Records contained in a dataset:

[Start]

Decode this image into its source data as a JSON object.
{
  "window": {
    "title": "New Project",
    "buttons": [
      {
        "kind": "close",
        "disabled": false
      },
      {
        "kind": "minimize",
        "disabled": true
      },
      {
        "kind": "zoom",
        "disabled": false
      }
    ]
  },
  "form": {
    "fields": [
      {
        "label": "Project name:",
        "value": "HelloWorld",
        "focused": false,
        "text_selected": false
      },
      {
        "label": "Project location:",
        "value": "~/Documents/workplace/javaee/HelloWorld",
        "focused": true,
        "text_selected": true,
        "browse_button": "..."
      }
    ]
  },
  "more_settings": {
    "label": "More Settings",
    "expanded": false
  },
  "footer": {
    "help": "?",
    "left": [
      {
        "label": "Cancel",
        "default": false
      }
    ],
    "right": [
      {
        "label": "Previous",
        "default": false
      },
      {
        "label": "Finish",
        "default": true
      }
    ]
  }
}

[End]
[Start]

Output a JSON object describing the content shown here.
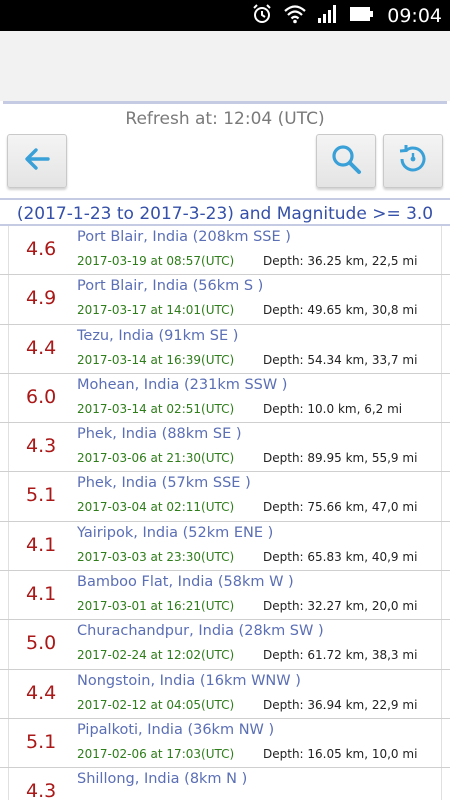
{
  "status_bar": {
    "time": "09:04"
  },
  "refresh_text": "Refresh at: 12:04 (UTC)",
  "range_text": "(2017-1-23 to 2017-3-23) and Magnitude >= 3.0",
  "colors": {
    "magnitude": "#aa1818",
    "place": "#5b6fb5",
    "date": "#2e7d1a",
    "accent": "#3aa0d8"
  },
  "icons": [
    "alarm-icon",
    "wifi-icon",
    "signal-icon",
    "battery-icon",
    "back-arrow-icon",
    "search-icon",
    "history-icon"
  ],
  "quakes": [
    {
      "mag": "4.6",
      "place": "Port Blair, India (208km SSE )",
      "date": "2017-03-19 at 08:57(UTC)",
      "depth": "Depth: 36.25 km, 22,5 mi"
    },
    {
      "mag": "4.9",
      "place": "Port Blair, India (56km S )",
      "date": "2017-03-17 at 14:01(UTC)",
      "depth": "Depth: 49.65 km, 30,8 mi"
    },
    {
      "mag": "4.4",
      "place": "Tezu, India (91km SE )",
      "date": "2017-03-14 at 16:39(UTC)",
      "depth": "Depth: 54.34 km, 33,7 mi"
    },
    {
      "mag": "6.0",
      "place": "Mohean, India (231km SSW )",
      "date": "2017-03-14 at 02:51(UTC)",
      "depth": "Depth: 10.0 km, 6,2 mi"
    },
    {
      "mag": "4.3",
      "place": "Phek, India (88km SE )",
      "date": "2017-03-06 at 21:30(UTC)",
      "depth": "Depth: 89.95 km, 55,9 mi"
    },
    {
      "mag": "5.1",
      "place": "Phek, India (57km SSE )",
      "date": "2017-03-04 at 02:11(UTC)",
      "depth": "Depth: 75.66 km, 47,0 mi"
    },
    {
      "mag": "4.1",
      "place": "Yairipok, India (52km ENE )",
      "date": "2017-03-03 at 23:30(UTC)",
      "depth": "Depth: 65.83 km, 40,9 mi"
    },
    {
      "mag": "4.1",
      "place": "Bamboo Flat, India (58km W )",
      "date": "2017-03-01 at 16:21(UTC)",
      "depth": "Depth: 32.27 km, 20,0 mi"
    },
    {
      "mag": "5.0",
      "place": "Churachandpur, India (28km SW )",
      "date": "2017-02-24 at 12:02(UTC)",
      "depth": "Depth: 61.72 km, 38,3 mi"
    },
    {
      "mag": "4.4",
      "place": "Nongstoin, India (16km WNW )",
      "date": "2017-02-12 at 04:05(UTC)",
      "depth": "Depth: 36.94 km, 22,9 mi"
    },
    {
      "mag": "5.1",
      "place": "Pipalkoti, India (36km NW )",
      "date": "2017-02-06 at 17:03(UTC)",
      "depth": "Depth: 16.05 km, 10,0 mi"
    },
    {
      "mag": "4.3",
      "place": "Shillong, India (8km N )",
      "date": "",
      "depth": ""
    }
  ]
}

[End]
[Start]

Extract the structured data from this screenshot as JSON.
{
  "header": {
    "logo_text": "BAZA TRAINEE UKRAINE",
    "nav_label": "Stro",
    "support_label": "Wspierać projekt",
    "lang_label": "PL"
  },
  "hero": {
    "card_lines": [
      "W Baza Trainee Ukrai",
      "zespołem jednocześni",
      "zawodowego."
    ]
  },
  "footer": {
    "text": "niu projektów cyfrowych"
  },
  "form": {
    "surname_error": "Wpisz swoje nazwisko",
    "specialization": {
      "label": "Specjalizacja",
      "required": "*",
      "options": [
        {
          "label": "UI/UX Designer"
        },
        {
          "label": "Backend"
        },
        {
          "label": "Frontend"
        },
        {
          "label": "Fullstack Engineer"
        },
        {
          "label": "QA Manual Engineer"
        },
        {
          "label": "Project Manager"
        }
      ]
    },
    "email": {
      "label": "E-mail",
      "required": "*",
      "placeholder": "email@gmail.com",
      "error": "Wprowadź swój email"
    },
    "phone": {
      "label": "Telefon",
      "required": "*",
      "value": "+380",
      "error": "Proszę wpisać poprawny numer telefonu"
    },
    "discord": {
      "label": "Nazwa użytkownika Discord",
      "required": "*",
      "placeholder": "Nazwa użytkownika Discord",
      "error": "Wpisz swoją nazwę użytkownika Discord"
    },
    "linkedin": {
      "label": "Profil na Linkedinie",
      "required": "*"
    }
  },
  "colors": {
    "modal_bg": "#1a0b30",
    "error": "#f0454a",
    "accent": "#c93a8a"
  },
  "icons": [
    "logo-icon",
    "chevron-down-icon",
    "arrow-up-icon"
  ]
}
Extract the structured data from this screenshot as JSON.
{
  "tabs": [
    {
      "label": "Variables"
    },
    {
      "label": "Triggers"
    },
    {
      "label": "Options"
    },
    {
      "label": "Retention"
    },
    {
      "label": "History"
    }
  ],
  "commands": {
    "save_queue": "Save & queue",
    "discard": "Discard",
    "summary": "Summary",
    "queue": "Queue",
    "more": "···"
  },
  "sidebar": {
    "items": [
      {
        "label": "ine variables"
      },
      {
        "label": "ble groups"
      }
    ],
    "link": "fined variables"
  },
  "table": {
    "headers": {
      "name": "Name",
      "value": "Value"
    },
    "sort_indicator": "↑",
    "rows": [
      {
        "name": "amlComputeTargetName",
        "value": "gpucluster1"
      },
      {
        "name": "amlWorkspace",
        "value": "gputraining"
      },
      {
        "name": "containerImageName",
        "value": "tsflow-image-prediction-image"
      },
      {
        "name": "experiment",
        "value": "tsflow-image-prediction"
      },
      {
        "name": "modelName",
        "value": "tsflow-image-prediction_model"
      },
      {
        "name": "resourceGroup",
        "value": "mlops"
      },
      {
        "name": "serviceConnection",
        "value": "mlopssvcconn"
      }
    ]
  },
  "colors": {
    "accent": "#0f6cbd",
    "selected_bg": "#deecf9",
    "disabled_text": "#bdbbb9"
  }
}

[End]

● Given instruction: Only a number is wanted: how many lines of the material above hold "accent"?

● Result for this task: 3